▸ **Requirements**
1. In the blog post about the school awards ceremony, what does the narrator blame in the final line?
2. Name every group of people that the school awards blog post places inside the cafegymnatorium during the narrator's approach.
3. Reproduce the school awards blog post word for word, from "Parent Trap Some" up to and including "damn new camera.".

▸ **Selected excerpt**

START

Sunday, June 06, 2010

The Parent Flap

Parent Trap Some news shooters polish their weapons on the perimeter as they plot their every move. Me, I just stumble into the breech. Take today for instance, when I bum-rushed a school awards ceremony like a deranged janitor. Technically, the Principal knew I was there - and even why. But to most of the parents packed into that cafegymnatorium, I was just one more Dad with face full of plastic glass. How else to explain the panting man in the cargo shorts, the one high-stepping over third graders and Room Moms alike. Yes, I was halfway to the podium when their collective stares weighed me down and I looked up to a room full of suspended eyebrows. It was then I realized they took me for a (GASP!) hobbyist. One glance at my hand and I understood why...

It's that damn new camera.

END

▸ **Excerpts from a layout annotation set**

START

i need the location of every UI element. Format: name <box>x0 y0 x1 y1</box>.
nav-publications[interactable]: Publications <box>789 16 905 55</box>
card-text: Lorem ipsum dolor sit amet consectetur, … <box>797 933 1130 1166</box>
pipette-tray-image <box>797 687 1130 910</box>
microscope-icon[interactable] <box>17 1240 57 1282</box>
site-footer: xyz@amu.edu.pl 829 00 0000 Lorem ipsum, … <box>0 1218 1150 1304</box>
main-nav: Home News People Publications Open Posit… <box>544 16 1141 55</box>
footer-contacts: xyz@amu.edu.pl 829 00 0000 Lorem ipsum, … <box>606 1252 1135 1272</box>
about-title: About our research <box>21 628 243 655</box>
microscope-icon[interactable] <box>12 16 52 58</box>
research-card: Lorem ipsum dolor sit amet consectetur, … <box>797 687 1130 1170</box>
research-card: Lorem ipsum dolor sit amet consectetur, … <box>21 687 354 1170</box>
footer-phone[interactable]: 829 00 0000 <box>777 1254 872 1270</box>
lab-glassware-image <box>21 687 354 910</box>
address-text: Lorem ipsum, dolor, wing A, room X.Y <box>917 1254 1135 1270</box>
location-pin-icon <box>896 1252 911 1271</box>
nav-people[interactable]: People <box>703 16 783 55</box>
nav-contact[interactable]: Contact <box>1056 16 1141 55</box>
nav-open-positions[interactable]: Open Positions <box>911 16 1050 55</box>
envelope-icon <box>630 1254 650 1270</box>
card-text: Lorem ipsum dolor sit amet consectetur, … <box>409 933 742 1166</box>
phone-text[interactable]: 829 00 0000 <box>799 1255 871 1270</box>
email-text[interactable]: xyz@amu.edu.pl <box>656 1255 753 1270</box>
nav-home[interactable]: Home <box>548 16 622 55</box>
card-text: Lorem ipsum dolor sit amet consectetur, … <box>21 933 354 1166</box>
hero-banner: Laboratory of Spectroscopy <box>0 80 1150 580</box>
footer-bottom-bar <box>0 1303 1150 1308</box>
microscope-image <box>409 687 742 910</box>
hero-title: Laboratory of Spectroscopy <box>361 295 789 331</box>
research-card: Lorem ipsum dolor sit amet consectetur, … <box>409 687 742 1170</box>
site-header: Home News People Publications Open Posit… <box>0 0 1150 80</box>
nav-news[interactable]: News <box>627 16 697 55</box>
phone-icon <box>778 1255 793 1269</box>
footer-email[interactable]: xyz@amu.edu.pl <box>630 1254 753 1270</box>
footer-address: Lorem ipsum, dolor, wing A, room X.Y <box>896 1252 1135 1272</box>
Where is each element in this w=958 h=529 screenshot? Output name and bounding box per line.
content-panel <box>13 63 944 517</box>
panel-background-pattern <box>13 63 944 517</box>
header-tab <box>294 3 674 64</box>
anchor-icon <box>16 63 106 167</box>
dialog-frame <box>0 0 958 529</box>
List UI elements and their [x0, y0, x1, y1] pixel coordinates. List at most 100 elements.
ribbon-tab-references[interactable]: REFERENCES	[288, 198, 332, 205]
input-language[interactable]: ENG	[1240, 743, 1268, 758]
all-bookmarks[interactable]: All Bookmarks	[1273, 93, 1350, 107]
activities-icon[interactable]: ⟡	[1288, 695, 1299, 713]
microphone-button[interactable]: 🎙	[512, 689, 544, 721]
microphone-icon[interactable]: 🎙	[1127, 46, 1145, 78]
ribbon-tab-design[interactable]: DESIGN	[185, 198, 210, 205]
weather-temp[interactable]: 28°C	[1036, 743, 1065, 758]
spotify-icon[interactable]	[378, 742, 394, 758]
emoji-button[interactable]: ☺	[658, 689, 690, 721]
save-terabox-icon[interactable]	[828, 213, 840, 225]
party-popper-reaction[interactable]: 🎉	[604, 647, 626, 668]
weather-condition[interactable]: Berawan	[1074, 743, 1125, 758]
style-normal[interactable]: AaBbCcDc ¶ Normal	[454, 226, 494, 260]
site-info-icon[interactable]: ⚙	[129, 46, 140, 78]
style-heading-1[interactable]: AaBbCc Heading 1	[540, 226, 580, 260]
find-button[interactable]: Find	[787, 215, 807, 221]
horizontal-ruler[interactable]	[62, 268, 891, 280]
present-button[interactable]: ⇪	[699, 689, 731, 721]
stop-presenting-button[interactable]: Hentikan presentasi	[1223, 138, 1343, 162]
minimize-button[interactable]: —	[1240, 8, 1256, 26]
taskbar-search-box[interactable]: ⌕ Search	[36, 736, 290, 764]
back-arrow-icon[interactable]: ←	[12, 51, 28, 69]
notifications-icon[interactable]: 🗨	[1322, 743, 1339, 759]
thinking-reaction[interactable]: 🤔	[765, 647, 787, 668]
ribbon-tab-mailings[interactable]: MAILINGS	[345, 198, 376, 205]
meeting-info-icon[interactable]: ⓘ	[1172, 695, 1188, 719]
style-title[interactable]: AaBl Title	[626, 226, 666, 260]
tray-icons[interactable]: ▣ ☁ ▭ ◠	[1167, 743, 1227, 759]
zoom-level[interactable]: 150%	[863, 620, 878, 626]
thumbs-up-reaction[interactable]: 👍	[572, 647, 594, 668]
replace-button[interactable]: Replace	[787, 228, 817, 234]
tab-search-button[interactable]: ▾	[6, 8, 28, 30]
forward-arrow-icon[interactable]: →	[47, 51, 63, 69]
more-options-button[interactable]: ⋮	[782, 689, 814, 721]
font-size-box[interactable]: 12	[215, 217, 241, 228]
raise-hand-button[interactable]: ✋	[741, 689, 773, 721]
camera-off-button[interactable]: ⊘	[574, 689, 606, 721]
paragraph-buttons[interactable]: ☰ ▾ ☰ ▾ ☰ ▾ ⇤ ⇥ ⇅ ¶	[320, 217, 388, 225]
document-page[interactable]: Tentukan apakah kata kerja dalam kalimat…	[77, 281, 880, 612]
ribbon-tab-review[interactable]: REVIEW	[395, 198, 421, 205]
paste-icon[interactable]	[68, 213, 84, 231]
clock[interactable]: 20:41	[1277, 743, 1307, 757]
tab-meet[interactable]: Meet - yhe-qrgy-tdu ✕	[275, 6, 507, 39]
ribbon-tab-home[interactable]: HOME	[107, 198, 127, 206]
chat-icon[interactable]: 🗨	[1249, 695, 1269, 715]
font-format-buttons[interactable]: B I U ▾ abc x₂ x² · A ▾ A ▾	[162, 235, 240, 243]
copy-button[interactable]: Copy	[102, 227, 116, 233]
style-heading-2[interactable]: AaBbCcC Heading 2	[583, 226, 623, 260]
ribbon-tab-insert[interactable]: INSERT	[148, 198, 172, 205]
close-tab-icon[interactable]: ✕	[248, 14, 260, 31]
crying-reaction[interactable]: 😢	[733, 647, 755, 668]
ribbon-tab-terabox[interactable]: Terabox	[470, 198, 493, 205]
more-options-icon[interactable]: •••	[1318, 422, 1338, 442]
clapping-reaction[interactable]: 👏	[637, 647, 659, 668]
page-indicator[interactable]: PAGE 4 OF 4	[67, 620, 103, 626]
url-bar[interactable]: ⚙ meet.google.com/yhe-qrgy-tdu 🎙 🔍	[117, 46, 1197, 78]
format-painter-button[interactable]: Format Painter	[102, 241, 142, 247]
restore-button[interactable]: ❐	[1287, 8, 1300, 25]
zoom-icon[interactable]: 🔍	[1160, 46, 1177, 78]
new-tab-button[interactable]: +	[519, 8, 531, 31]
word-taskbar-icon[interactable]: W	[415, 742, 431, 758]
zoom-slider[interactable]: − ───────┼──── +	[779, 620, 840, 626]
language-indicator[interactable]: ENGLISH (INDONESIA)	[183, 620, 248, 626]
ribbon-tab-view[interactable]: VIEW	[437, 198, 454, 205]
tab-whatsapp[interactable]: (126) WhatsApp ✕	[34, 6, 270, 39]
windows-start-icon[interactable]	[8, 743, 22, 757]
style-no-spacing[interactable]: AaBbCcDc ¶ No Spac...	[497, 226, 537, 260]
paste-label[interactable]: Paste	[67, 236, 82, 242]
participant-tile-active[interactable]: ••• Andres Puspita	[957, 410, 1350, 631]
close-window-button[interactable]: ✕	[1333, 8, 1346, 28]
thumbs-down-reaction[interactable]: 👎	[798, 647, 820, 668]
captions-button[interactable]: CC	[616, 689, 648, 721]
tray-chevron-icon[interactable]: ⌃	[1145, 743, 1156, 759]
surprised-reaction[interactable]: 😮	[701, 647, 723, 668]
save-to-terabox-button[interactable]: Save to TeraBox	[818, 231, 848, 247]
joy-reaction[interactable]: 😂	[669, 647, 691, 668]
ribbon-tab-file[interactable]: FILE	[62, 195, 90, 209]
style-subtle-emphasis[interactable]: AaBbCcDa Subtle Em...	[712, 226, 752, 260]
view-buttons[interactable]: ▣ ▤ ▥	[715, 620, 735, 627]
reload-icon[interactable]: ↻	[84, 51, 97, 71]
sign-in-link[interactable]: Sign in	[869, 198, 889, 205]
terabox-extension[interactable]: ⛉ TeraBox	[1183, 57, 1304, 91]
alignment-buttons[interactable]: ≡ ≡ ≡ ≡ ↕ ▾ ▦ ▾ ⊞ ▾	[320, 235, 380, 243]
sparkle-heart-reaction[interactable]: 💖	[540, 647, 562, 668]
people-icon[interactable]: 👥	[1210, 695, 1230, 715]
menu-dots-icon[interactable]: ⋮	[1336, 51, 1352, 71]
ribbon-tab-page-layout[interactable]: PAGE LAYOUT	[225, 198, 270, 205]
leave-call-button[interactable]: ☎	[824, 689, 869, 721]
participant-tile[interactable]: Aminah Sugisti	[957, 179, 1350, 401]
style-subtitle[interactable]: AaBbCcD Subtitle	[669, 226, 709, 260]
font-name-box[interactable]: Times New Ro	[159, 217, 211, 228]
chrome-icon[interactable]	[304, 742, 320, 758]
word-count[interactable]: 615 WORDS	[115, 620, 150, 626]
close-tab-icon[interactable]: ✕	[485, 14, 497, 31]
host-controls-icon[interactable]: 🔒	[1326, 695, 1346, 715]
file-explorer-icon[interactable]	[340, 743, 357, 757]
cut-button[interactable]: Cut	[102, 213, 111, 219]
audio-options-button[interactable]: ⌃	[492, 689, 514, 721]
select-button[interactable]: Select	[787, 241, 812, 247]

END

▸ **In response**
1. That damn new camera.

2. Parents, third graders and Room Moms.

3.
Parent Trap Some news shooters polish their weapons on the perimeter as they plot their every move. Me, I just stumble into the breech. Take today for instance, when I bum-rushed a school awards ceremony like a deranged janitor. Technically, the Principal knew I was there - and even why. But to most of the parents packed into that cafegymnatorium, I was just one more Dad with face full of plastic glass. How else to explain the panting man in the cargo shorts, the one high-stepping over third graders and Room Moms alike. Yes, I was halfway to the podium when their collective stares weighed me down and I looked up to a room full of suspended eyebrows. It was then I realized they took me for a (GASP!) hobbyist. One glance at my hand and I understood why...

It's that damn new camera.